What is being asked:
Collect all lines below with the string "name".

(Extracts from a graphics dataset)
◇ ◇ ◇ ◇ ◇

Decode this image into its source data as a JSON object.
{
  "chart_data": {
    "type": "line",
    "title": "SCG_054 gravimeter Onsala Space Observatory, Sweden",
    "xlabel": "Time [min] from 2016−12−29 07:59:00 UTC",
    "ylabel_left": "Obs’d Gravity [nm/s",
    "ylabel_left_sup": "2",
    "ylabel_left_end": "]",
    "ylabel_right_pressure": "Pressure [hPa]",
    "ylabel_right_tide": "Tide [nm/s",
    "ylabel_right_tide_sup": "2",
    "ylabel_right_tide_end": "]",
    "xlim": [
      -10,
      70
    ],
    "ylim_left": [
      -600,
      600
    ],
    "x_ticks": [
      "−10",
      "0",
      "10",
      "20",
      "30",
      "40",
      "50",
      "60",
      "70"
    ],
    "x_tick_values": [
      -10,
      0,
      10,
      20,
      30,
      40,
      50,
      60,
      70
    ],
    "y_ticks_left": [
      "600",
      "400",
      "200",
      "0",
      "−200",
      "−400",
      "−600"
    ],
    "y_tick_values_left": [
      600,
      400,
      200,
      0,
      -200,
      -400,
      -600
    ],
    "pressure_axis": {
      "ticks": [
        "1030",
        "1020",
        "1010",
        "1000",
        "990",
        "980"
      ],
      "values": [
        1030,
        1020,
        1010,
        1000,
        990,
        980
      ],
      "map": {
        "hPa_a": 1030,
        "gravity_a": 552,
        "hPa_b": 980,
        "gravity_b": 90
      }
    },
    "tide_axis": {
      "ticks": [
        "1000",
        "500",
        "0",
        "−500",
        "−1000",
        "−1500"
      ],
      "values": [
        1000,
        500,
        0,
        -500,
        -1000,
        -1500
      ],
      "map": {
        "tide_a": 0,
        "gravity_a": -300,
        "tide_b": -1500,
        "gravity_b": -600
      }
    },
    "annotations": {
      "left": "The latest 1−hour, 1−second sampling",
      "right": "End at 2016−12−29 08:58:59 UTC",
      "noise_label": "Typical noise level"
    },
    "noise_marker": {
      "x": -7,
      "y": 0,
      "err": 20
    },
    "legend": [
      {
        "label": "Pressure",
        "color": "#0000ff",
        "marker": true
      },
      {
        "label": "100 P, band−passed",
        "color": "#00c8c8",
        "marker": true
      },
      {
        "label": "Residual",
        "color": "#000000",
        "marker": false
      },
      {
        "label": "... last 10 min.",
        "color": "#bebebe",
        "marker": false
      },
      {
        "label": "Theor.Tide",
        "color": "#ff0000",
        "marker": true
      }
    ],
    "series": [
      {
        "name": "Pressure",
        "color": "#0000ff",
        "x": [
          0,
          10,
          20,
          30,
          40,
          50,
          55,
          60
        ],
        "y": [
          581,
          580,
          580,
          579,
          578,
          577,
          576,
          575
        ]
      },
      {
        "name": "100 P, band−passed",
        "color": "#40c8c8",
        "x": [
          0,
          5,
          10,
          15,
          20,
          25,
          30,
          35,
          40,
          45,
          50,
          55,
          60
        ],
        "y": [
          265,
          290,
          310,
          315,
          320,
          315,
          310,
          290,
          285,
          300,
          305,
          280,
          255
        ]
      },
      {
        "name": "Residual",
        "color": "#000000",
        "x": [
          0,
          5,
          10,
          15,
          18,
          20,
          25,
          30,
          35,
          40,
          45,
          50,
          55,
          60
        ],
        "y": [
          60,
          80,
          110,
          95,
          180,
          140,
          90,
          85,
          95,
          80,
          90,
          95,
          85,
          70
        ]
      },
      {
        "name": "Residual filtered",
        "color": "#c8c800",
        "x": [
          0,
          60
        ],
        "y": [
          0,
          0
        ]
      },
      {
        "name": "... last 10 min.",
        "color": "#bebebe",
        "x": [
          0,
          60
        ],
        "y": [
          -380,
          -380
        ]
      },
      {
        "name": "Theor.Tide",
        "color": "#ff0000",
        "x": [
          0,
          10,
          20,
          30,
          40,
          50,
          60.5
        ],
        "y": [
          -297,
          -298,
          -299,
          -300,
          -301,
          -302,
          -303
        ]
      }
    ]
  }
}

◇ ◇ ◇ ◇ ◇

Reply:
        "name": "Pressure",
        "name": "100 P, band−passed",
        "name": "Residual",
        "name": "Residual filtered",
        "name": "... last 10 min.",
        "name": "Theor.Tide",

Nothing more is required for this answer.